--- BEGIN Input material ---

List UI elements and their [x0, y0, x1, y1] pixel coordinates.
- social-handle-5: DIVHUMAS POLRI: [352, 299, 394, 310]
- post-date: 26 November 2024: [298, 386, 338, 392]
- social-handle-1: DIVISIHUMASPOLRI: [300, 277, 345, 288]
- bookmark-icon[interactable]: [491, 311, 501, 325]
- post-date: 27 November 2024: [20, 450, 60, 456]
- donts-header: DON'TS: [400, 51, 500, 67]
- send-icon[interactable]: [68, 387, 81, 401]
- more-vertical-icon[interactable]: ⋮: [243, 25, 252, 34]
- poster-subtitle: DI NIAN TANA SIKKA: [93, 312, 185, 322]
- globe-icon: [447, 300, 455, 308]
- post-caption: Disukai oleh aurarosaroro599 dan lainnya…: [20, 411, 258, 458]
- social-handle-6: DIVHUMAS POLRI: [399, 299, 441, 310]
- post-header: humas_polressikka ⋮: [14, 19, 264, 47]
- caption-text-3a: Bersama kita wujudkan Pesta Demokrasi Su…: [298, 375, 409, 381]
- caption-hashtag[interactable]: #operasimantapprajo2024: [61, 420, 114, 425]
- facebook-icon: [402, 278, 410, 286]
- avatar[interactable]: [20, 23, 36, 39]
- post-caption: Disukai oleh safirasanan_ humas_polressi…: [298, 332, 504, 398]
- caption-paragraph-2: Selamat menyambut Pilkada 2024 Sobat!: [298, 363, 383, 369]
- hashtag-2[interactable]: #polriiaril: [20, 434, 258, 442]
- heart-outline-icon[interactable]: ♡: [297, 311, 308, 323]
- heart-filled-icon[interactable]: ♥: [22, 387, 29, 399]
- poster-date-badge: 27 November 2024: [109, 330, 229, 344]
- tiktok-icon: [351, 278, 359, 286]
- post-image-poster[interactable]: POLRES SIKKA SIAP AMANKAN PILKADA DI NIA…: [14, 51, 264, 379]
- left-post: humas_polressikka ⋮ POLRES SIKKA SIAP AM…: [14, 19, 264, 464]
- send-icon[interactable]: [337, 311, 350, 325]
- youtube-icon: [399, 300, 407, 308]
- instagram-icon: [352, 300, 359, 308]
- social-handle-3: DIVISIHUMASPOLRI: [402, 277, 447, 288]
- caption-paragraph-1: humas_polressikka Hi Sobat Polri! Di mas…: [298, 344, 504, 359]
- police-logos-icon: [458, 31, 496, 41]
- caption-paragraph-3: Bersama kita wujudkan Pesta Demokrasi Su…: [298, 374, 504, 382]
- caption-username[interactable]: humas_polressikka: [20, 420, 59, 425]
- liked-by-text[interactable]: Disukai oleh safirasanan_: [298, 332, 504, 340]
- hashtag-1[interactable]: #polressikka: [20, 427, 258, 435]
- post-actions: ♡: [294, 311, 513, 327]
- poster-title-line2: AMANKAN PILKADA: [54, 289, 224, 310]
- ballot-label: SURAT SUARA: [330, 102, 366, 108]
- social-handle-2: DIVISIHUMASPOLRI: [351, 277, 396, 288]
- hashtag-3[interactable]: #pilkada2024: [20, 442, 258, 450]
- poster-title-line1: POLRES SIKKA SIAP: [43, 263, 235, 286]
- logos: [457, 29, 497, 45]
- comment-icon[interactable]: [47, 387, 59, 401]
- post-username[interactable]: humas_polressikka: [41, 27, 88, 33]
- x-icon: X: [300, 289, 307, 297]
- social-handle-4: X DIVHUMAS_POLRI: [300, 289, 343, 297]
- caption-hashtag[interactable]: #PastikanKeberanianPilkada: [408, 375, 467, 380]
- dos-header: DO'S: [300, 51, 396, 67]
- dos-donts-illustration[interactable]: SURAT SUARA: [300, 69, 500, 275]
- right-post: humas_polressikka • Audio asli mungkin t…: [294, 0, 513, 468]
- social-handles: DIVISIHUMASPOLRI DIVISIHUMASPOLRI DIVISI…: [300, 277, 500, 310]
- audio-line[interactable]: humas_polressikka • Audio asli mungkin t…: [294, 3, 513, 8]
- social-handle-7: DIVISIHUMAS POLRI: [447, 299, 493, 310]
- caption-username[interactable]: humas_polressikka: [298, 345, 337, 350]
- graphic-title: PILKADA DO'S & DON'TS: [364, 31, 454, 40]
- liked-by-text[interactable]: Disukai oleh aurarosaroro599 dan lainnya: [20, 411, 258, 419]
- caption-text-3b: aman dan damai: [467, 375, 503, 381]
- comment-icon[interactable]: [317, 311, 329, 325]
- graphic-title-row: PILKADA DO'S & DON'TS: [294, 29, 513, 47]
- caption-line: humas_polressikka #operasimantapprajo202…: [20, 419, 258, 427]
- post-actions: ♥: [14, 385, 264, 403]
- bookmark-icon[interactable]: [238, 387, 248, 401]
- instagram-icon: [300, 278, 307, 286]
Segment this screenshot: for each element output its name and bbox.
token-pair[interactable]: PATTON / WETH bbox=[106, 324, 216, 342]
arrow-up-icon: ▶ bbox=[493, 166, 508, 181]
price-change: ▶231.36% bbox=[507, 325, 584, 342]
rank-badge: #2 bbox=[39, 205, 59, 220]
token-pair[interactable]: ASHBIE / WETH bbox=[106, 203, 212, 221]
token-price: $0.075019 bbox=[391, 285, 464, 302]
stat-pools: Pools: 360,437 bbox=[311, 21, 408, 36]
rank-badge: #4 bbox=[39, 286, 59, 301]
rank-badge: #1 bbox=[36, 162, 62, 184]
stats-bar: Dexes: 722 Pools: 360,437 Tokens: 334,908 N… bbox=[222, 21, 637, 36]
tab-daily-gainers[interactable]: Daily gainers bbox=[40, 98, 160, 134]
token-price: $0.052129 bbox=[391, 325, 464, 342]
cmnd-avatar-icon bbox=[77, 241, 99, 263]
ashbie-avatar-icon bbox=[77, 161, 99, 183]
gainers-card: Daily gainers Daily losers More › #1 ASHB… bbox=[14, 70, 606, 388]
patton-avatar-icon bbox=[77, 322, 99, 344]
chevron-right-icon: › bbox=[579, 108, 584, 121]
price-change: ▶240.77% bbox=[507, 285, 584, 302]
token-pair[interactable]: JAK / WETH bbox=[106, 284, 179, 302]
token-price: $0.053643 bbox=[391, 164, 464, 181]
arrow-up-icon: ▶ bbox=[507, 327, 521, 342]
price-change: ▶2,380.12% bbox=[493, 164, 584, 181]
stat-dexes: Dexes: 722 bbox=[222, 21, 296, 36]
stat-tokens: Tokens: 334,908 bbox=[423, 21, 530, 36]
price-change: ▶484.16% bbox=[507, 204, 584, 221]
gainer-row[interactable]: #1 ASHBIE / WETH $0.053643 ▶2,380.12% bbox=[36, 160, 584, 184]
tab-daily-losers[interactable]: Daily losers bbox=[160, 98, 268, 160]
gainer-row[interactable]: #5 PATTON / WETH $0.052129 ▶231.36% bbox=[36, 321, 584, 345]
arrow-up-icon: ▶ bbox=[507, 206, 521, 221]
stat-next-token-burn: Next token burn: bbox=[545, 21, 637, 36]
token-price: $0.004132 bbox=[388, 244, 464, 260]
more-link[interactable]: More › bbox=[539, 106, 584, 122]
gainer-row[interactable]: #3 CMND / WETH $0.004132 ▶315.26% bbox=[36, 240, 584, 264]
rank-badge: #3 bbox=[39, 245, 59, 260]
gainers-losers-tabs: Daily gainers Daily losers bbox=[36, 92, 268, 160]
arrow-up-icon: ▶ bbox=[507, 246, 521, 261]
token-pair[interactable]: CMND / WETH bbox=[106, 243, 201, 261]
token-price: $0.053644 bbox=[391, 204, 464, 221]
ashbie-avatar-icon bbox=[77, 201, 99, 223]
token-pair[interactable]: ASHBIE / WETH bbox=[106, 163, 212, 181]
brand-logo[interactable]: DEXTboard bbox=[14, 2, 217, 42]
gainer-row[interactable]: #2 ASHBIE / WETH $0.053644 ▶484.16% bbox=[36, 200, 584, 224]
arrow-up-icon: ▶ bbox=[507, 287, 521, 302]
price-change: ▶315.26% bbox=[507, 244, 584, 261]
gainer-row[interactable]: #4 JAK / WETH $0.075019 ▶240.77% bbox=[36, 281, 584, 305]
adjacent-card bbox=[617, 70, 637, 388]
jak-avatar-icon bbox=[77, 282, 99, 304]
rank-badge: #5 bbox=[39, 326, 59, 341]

--- END Input material ---

## What needs to be done
Rewrite the part of the material that runs from its first line through the line containing "- social-handle-6: DIVHUMAS", swapping "bookmark-icon" for "save-icon" and leaving everything else unchanged.

## Task output
List UI elements and their [x0, y0, x1, y1] pixel coordinates.
- social-handle-5: DIVHUMAS POLRI: [352, 299, 394, 310]
- post-date: 26 November 2024: [298, 386, 338, 392]
- social-handle-1: DIVISIHUMASPOLRI: [300, 277, 345, 288]
- save-icon[interactable]: [491, 311, 501, 325]
- post-date: 27 November 2024: [20, 450, 60, 456]
- donts-header: DON'TS: [400, 51, 500, 67]
- send-icon[interactable]: [68, 387, 81, 401]
- more-vertical-icon[interactable]: ⋮: [243, 25, 252, 34]
- poster-subtitle: DI NIAN TANA SIKKA: [93, 312, 185, 322]
- globe-icon: [447, 300, 455, 308]
- post-caption: Disukai oleh aurarosaroro599 dan lainnya…: [20, 411, 258, 458]
- social-handle-6: DIVHUMAS POLRI: [399, 299, 441, 310]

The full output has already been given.